-- Begin Record excerpts --
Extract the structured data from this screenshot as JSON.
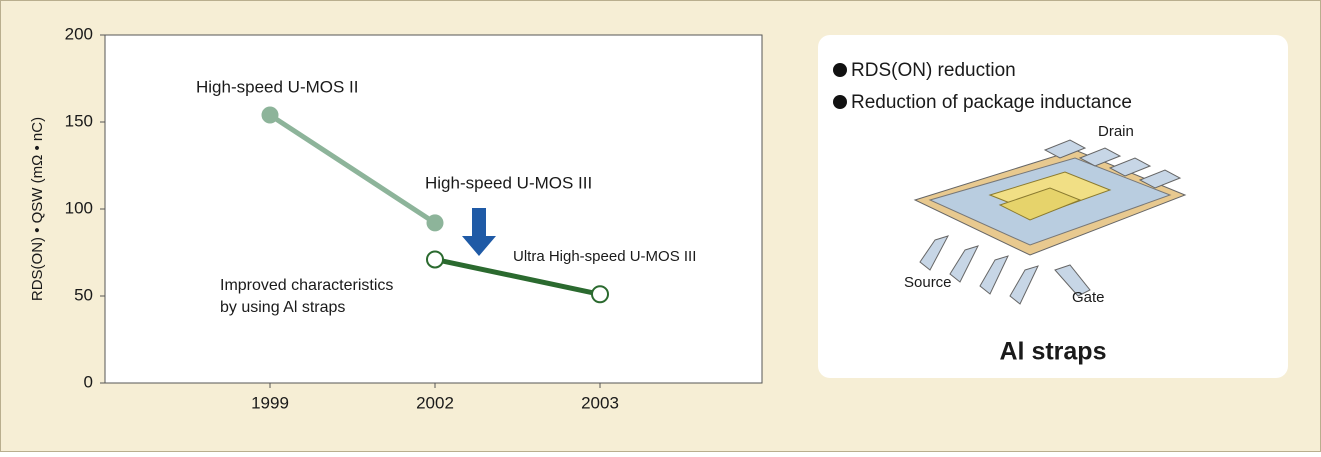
{
  "chart_data": {
    "type": "line",
    "y_label": "RDS(ON) • QSW (mΩ • nC)",
    "categories": [
      "1999",
      "2002",
      "2003"
    ],
    "series": [
      {
        "name": "High-speed U-MOS II",
        "color": "#8db49a",
        "marker": "filled",
        "values": [
          154,
          92,
          null
        ]
      },
      {
        "name": "Ultra High-speed U-MOS III",
        "color": "#2b6a2f",
        "marker": "open",
        "values": [
          null,
          71,
          51
        ]
      }
    ],
    "ylim": [
      0,
      200
    ],
    "yticks": [
      0,
      50,
      100,
      150,
      200
    ],
    "annotations": {
      "upper": "High-speed U-MOS III",
      "improved": [
        "Improved characteristics",
        "by using Al straps"
      ]
    },
    "panel": {
      "bullets": [
        "RDS(ON) reduction",
        "Reduction of package inductance"
      ],
      "labels": {
        "drain": "Drain",
        "source": "Source",
        "gate": "Gate"
      },
      "caption": "Al straps"
    }
  }
}
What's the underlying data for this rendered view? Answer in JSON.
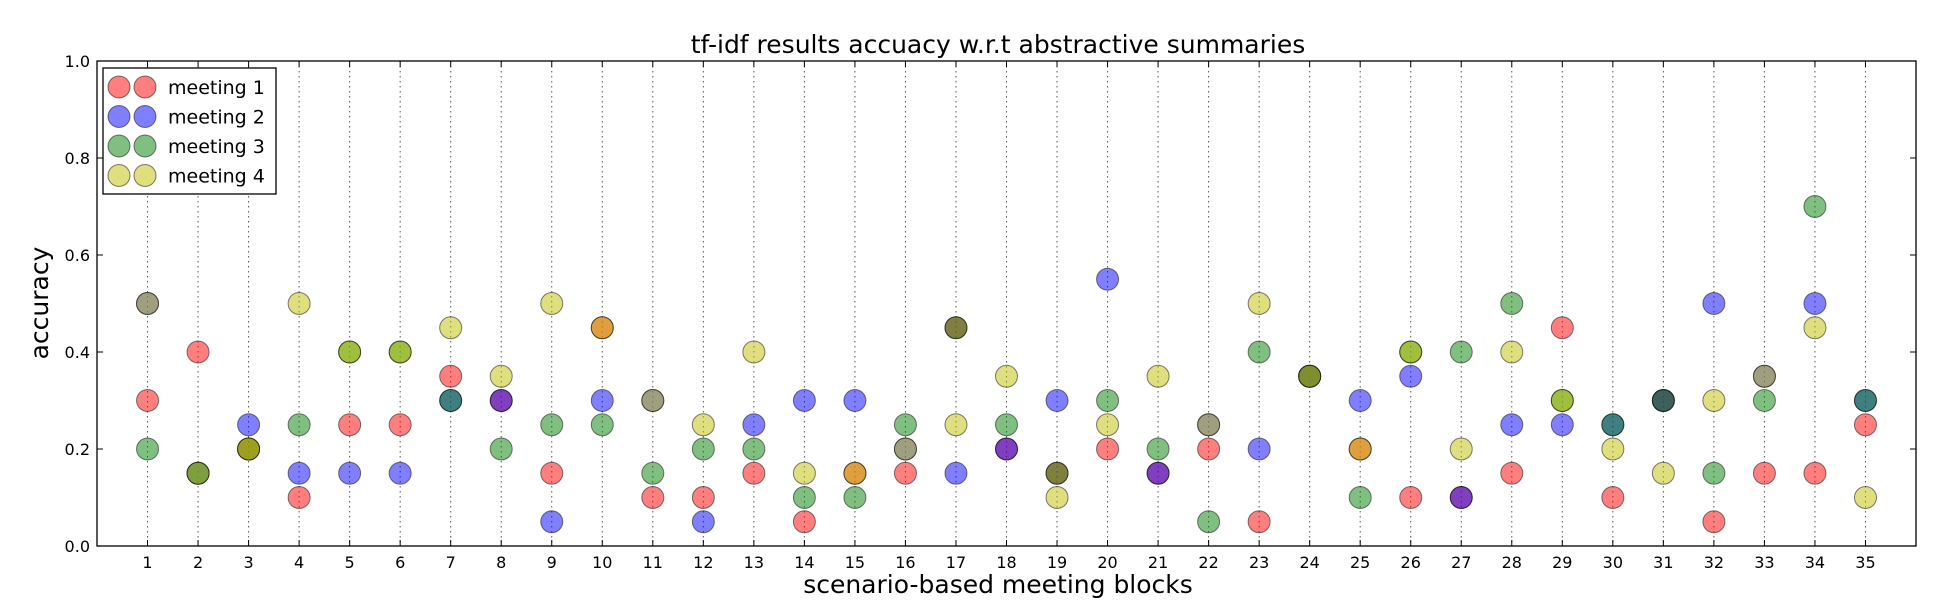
{
  "chart_data": {
    "type": "scatter",
    "title": "tf-idf results accuacy w.r.t abstractive summaries",
    "xlabel": "scenario-based meeting blocks",
    "ylabel": "accuracy",
    "xlim": [
      0,
      36
    ],
    "ylim": [
      0.0,
      1.0
    ],
    "x_ticks": [
      "1",
      "2",
      "3",
      "4",
      "5",
      "6",
      "7",
      "8",
      "9",
      "10",
      "11",
      "12",
      "13",
      "14",
      "15",
      "16",
      "17",
      "18",
      "19",
      "20",
      "21",
      "22",
      "23",
      "24",
      "25",
      "26",
      "27",
      "28",
      "29",
      "30",
      "31",
      "32",
      "33",
      "34",
      "35"
    ],
    "y_ticks": [
      "0.0",
      "0.2",
      "0.4",
      "0.6",
      "0.8",
      "1.0"
    ],
    "vertical_grid": "dotted",
    "legend_position": "top-left",
    "series": [
      {
        "name": "meeting 1",
        "color": "#ff0000",
        "x": [
          1,
          2,
          3,
          4,
          5,
          6,
          7,
          8,
          9,
          10,
          11,
          12,
          13,
          14,
          15,
          16,
          17,
          18,
          19,
          20,
          21,
          22,
          23,
          24,
          25,
          26,
          27,
          28,
          29,
          30,
          31,
          32,
          33,
          34,
          35
        ],
        "values": [
          0.3,
          0.4,
          0.2,
          0.1,
          0.25,
          0.25,
          0.35,
          0.3,
          0.15,
          0.45,
          0.1,
          0.1,
          0.15,
          0.05,
          0.15,
          0.15,
          0.45,
          0.2,
          0.15,
          0.2,
          0.15,
          0.2,
          0.05,
          0.35,
          0.2,
          0.1,
          0.1,
          0.15,
          0.45,
          0.1,
          0.3,
          0.05,
          0.15,
          0.15,
          0.25
        ]
      },
      {
        "name": "meeting 2",
        "color": "#0000ff",
        "x": [
          1,
          2,
          3,
          4,
          5,
          6,
          7,
          8,
          9,
          10,
          11,
          12,
          13,
          14,
          15,
          16,
          17,
          18,
          19,
          20,
          21,
          22,
          23,
          24,
          25,
          26,
          27,
          28,
          29,
          30,
          31,
          32,
          33,
          34,
          35
        ],
        "values": [
          0.5,
          0.15,
          0.25,
          0.15,
          0.15,
          0.15,
          0.3,
          0.3,
          0.05,
          0.3,
          0.3,
          0.05,
          0.25,
          0.3,
          0.3,
          0.2,
          0.15,
          0.2,
          0.3,
          0.55,
          0.15,
          0.25,
          0.2,
          0.35,
          0.3,
          0.35,
          0.1,
          0.25,
          0.25,
          0.25,
          0.3,
          0.5,
          0.35,
          0.5,
          0.3
        ]
      },
      {
        "name": "meeting 3",
        "color": "#008000",
        "x": [
          1,
          2,
          3,
          4,
          5,
          6,
          7,
          8,
          9,
          10,
          11,
          12,
          13,
          14,
          15,
          16,
          17,
          18,
          19,
          20,
          21,
          22,
          23,
          24,
          25,
          26,
          27,
          28,
          29,
          30,
          31,
          32,
          33,
          34,
          35
        ],
        "values": [
          0.2,
          0.15,
          0.2,
          0.25,
          0.4,
          0.4,
          0.3,
          0.2,
          0.25,
          0.25,
          0.15,
          0.2,
          0.2,
          0.1,
          0.1,
          0.25,
          0.45,
          0.25,
          0.15,
          0.3,
          0.2,
          0.05,
          0.4,
          0.35,
          0.1,
          0.4,
          0.4,
          0.5,
          0.3,
          0.25,
          0.3,
          0.15,
          0.3,
          0.7,
          0.3
        ]
      },
      {
        "name": "meeting 4",
        "color": "#bfbf00",
        "x": [
          1,
          2,
          3,
          4,
          5,
          6,
          7,
          8,
          9,
          10,
          11,
          12,
          13,
          14,
          15,
          16,
          17,
          18,
          19,
          20,
          21,
          22,
          23,
          24,
          25,
          26,
          27,
          28,
          29,
          30,
          31,
          32,
          33,
          34,
          35
        ],
        "values": [
          0.5,
          0.15,
          0.2,
          0.5,
          0.4,
          0.4,
          0.45,
          0.35,
          0.5,
          0.45,
          0.3,
          0.25,
          0.4,
          0.15,
          0.15,
          0.2,
          0.25,
          0.35,
          0.1,
          0.25,
          0.35,
          0.25,
          0.5,
          0.35,
          0.2,
          0.4,
          0.2,
          0.4,
          0.3,
          0.2,
          0.15,
          0.3,
          0.35,
          0.45,
          0.1
        ]
      }
    ]
  }
}
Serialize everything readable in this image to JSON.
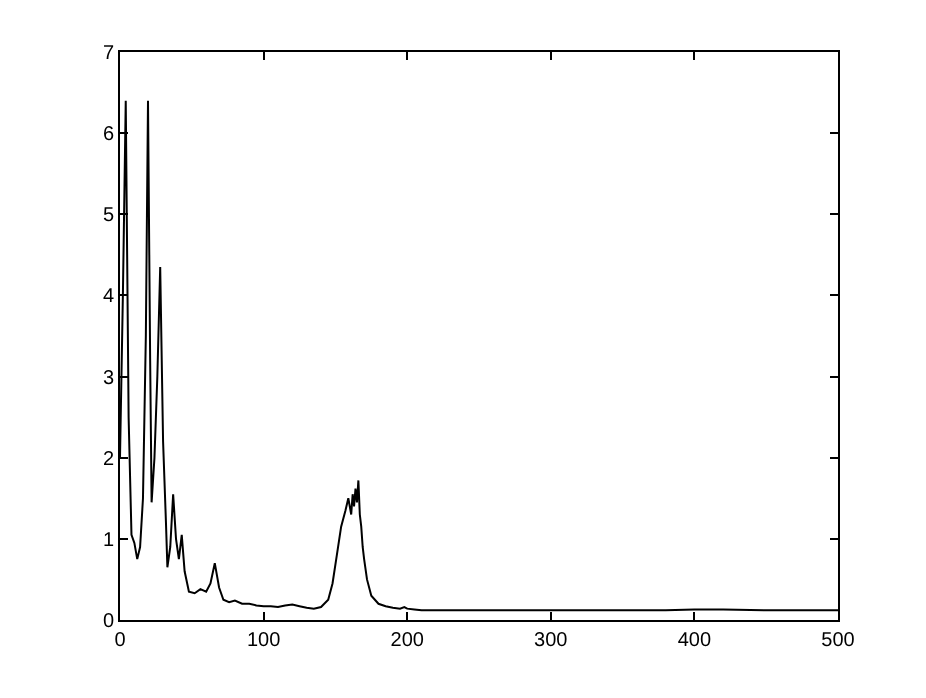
{
  "chart_data": {
    "type": "line",
    "x": [
      0,
      2,
      4,
      6,
      8,
      10,
      12,
      14,
      16,
      18,
      19.5,
      21,
      22,
      24,
      26,
      28,
      30,
      32,
      33,
      35,
      37,
      39,
      41,
      43,
      45,
      48,
      52,
      56,
      60,
      63,
      66,
      69,
      72,
      76,
      80,
      85,
      90,
      95,
      100,
      105,
      110,
      115,
      120,
      125,
      130,
      135,
      140,
      145,
      148,
      151,
      154,
      157,
      159,
      161,
      162,
      163,
      164,
      165,
      166,
      167,
      168,
      169,
      170,
      172,
      175,
      180,
      185,
      190,
      195,
      198,
      200,
      205,
      210,
      220,
      250,
      300,
      350,
      380,
      400,
      420,
      450,
      480,
      500
    ],
    "series": [
      {
        "color": "#000000",
        "values": [
          2.0,
          4.0,
          6.4,
          2.5,
          1.05,
          0.95,
          0.75,
          0.9,
          1.5,
          3.5,
          6.4,
          3.2,
          1.45,
          2.0,
          3.0,
          4.35,
          2.2,
          1.2,
          0.65,
          0.9,
          1.55,
          1.0,
          0.75,
          1.05,
          0.6,
          0.35,
          0.33,
          0.38,
          0.35,
          0.45,
          0.7,
          0.4,
          0.25,
          0.22,
          0.24,
          0.2,
          0.2,
          0.18,
          0.17,
          0.17,
          0.16,
          0.18,
          0.19,
          0.17,
          0.15,
          0.14,
          0.16,
          0.25,
          0.45,
          0.8,
          1.15,
          1.35,
          1.5,
          1.3,
          1.55,
          1.4,
          1.62,
          1.45,
          1.72,
          1.3,
          1.15,
          0.9,
          0.75,
          0.5,
          0.3,
          0.2,
          0.17,
          0.15,
          0.14,
          0.16,
          0.14,
          0.13,
          0.12,
          0.12,
          0.12,
          0.12,
          0.12,
          0.12,
          0.13,
          0.13,
          0.12,
          0.12,
          0.12
        ]
      }
    ],
    "xlim": [
      0,
      500
    ],
    "xticks": [
      0,
      100,
      200,
      300,
      400,
      500
    ],
    "ylim": [
      0,
      7
    ],
    "yticks": [
      0,
      1,
      2,
      3,
      4,
      5,
      6,
      7
    ]
  }
}
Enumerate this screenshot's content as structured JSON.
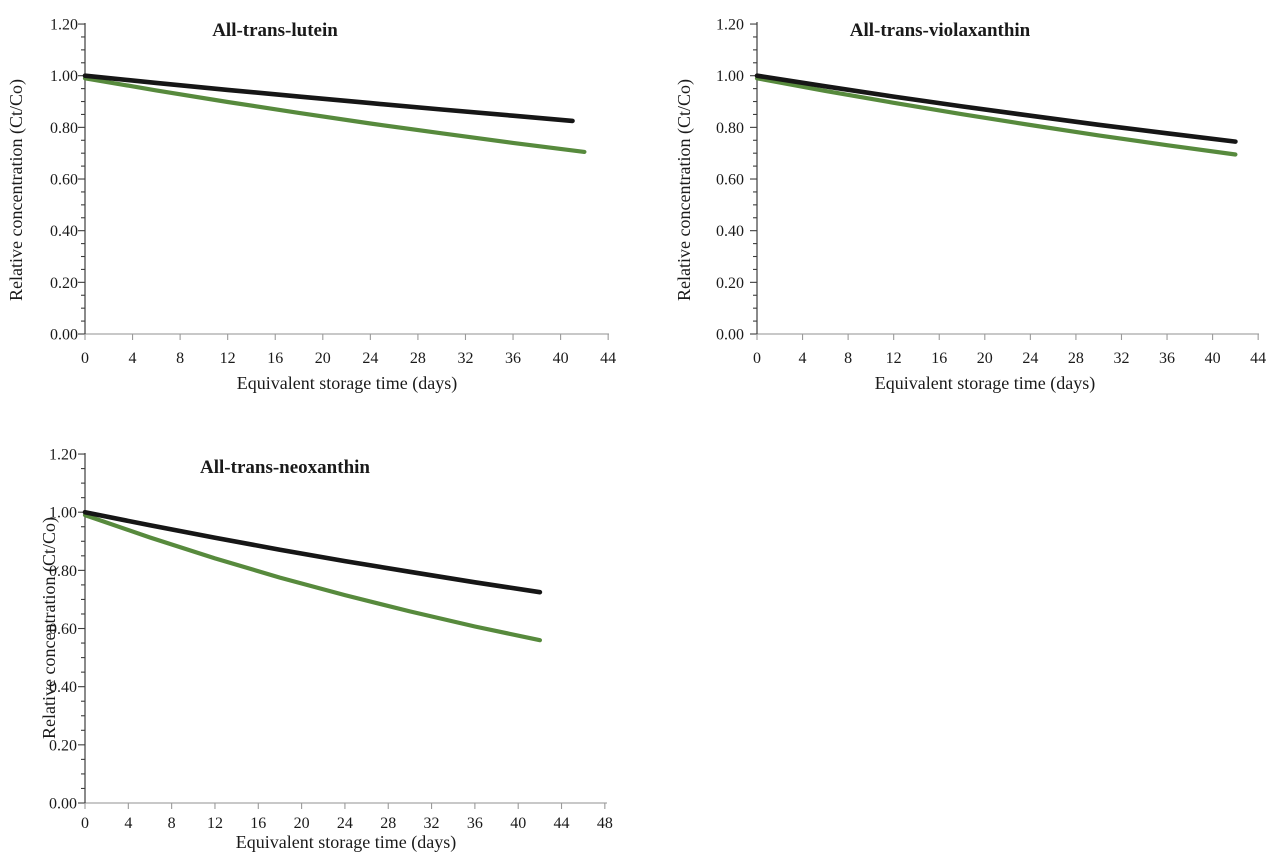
{
  "figure": {
    "description": "Relative concentration decay of three carotenoids during equivalent storage time",
    "series_colors": {
      "black": "#161616",
      "green": "#578a3d"
    }
  },
  "chart_data": [
    {
      "type": "line",
      "title": "All-trans-lutein",
      "xlabel": "Equivalent storage time (days)",
      "ylabel": "Relative concentration (Ct/Co)",
      "xlim": [
        0,
        44
      ],
      "ylim": [
        0,
        1.2
      ],
      "x_ticks": [
        0,
        4,
        8,
        12,
        16,
        20,
        24,
        28,
        32,
        36,
        40,
        44
      ],
      "y_ticks": [
        "0.00",
        "0.20",
        "0.40",
        "0.60",
        "0.80",
        "1.00",
        "1.20"
      ],
      "y_minor_step": 0.05,
      "grid": false,
      "legend": "none",
      "series": [
        {
          "name": "black",
          "color": "#161616",
          "points": [
            [
              0,
              1.0
            ],
            [
              6,
              0.972
            ],
            [
              12,
              0.945
            ],
            [
              18,
              0.919
            ],
            [
              24,
              0.894
            ],
            [
              30,
              0.869
            ],
            [
              36,
              0.845
            ],
            [
              41,
              0.825
            ]
          ]
        },
        {
          "name": "green",
          "color": "#578a3d",
          "points": [
            [
              0,
              0.99
            ],
            [
              6,
              0.943
            ],
            [
              12,
              0.898
            ],
            [
              18,
              0.856
            ],
            [
              24,
              0.815
            ],
            [
              30,
              0.777
            ],
            [
              36,
              0.74
            ],
            [
              42,
              0.705
            ]
          ]
        }
      ]
    },
    {
      "type": "line",
      "title": "All-trans-violaxanthin",
      "xlabel": "Equivalent storage time (days)",
      "ylabel": "Relative concentration (Ct/Co)",
      "xlim": [
        0,
        44
      ],
      "ylim": [
        0,
        1.2
      ],
      "x_ticks": [
        0,
        4,
        8,
        12,
        16,
        20,
        24,
        28,
        32,
        36,
        40,
        44
      ],
      "y_ticks": [
        "0.00",
        "0.20",
        "0.40",
        "0.60",
        "0.80",
        "1.00",
        "1.20"
      ],
      "y_minor_step": 0.05,
      "grid": false,
      "legend": "none",
      "series": [
        {
          "name": "black",
          "color": "#161616",
          "points": [
            [
              0,
              1.0
            ],
            [
              6,
              0.959
            ],
            [
              12,
              0.919
            ],
            [
              18,
              0.881
            ],
            [
              24,
              0.845
            ],
            [
              30,
              0.81
            ],
            [
              36,
              0.777
            ],
            [
              42,
              0.745
            ]
          ]
        },
        {
          "name": "green",
          "color": "#578a3d",
          "points": [
            [
              0,
              0.99
            ],
            [
              6,
              0.941
            ],
            [
              12,
              0.895
            ],
            [
              18,
              0.851
            ],
            [
              24,
              0.809
            ],
            [
              30,
              0.769
            ],
            [
              36,
              0.731
            ],
            [
              42,
              0.695
            ]
          ]
        }
      ]
    },
    {
      "type": "line",
      "title": "All-trans-neoxanthin",
      "xlabel": "Equivalent storage time (days)",
      "ylabel": "Relative concentration (Ct/Co)",
      "xlim": [
        0,
        48
      ],
      "ylim": [
        0,
        1.2
      ],
      "x_ticks": [
        0,
        4,
        8,
        12,
        16,
        20,
        24,
        28,
        32,
        36,
        40,
        44,
        48
      ],
      "y_ticks": [
        "0.00",
        "0.20",
        "0.40",
        "0.60",
        "0.80",
        "1.00",
        "1.20"
      ],
      "y_minor_step": 0.05,
      "grid": false,
      "legend": "none",
      "series": [
        {
          "name": "black",
          "color": "#161616",
          "points": [
            [
              0,
              1.0
            ],
            [
              6,
              0.955
            ],
            [
              12,
              0.912
            ],
            [
              18,
              0.871
            ],
            [
              24,
              0.832
            ],
            [
              30,
              0.795
            ],
            [
              36,
              0.759
            ],
            [
              42,
              0.725
            ]
          ]
        },
        {
          "name": "green",
          "color": "#578a3d",
          "points": [
            [
              0,
              0.99
            ],
            [
              6,
              0.913
            ],
            [
              12,
              0.841
            ],
            [
              18,
              0.775
            ],
            [
              24,
              0.715
            ],
            [
              30,
              0.659
            ],
            [
              36,
              0.607
            ],
            [
              42,
              0.56
            ]
          ]
        }
      ]
    }
  ]
}
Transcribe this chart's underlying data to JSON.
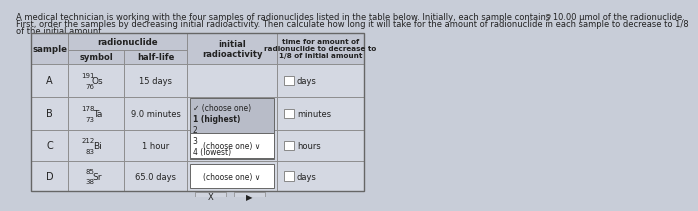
{
  "title_line1": "A medical technician is working with the four samples of radionuclides listed in the table below. Initially, each sample contains 10.00 μmol of the radionuclide.",
  "title_line2": "First, order the samples by decreasing initial radioactivity. Then calculate how long it will take for the amount of radionuclide in each sample to decrease to 1/8",
  "title_line3": "of the initial amount.",
  "bg_color": "#c8cdd8",
  "table_bg_light": "#d8dce6",
  "header_bg": "#c2c6d2",
  "cell_bg": "#d4d8e2",
  "dropdown_open_bg": "#b8bcc8",
  "dropdown_closed_bg": "#ffffff",
  "input_box_bg": "#ffffff",
  "samples": [
    "A",
    "B",
    "C",
    "D"
  ],
  "symbols_top": [
    "191",
    "178",
    "212",
    "85"
  ],
  "symbols_mid": [
    "Os",
    "Ta",
    "Bi",
    "Sr"
  ],
  "symbols_bot": [
    "76",
    "73",
    "83",
    "38"
  ],
  "half_lives": [
    "15 days",
    "9.0 minutes",
    "1 hour",
    "65.0 days"
  ],
  "time_units": [
    "days",
    "minutes",
    "hours",
    "days"
  ],
  "dropdown_A_line1": "✓ (choose one)",
  "dropdown_A_line2": "1 (highest)",
  "dropdown_A_line3": "2",
  "dropdown_A_line4": "3",
  "dropdown_A_line5": "4 (lowest)",
  "dropdown_closed_text": "(choose one) ∨",
  "col_header_sample": "sample",
  "col_header_radionuclide": "radionuclide",
  "col_subheader_symbol": "symbol",
  "col_subheader_halflife": "half-life",
  "col_header_radioactivity": "initial\nradioactivity",
  "col_header_time": "time for amount of\nradionuclide to decrease to\n1/8 of initial amount",
  "text_color_dark": "#222222",
  "edge_color": "#888888",
  "edge_color_outer": "#666666"
}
-- End Record excerpts --
■ Required task
Scan the listing above and identify each line holding the string "samples"; copy every such line.

■ The solution
  "title_line1": "A medical technician is working with the four samples of radionuclides listed in the table below. Initially, each sample contains 10.00 μmol of the radionuclide.",
  "title_line2": "First, order the samples by decreasing initial radioactivity. Then calculate how long it will take for the amount of radionuclide in each sample to decrease to 1/8",
  "samples": [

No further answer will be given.